(Recorded data)
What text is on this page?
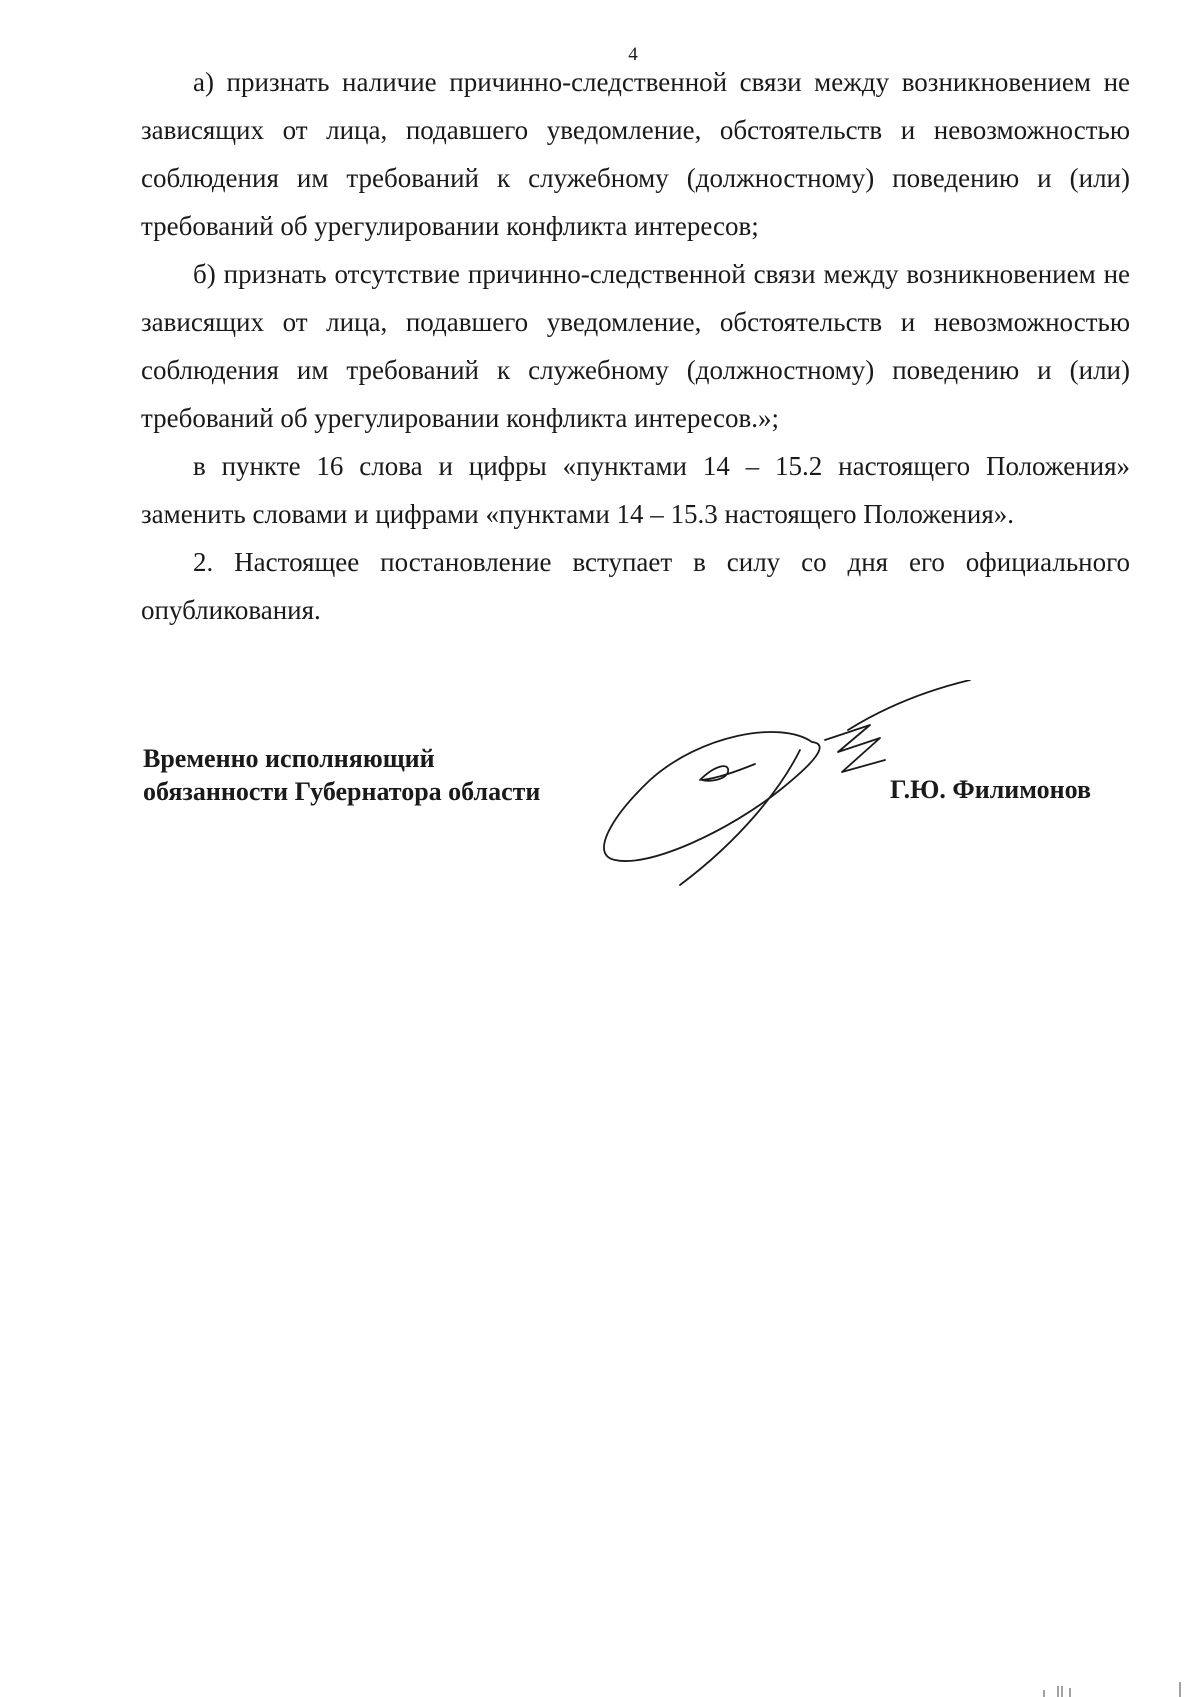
4

а) признать наличие причинно-следственной связи между возникновением не зависящих от лица, подавшего уведомление, обстоятельств и невозможностью соблюдения им требований к служебному (должностному) поведению и (или) требований об урегулировании конфликта интересов;

б) признать отсутствие причинно-следственной связи между возникновением не зависящих от лица, подавшего уведомление, обстоятельств и невозможностью соблюдения им требований к служебному (должностному) поведению и (или) требований об урегулировании конфликта интересов.»;

в пункте 16 слова и цифры «пунктами 14 – 15.2 настоящего Положения» заменить словами и цифрами «пунктами 14 – 15.3 настоящего Положения».

2. Настоящее постановление вступает в силу со дня его официального опубликования.

Временно исполняющий
обязанности Губернатора области	Г.Ю. Филимонов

OBJECTIVE: Each entry shown above must be quoted exactly, with its pictures left out.

EXERCISE OUTPUT:
What text is on this page?
4

а) признать наличие причинно-следственной связи между возникновением не зависящих от лица, подавшего уведомление, обстоятельств и невозможностью соблюдения им требований к служебному (должностному) поведению и (или) требований об урегулировании конфликта интересов;

б) признать отсутствие причинно-следственной связи между возникновением не зависящих от лица, подавшего уведомление, обстоятельств и невозможностью соблюдения им требований к служебному (должностному) поведению и (или) требований об урегулировании конфликта интересов.»;

в пункте 16 слова и цифры «пунктами 14 – 15.2 настоящего Положения» заменить словами и цифрами «пунктами 14 – 15.3 настоящего Положения».

2. Настоящее постановление вступает в силу со дня его официального опубликования.

Временно исполняющий
обязанности Губернатора области	Г.Ю. Филимонов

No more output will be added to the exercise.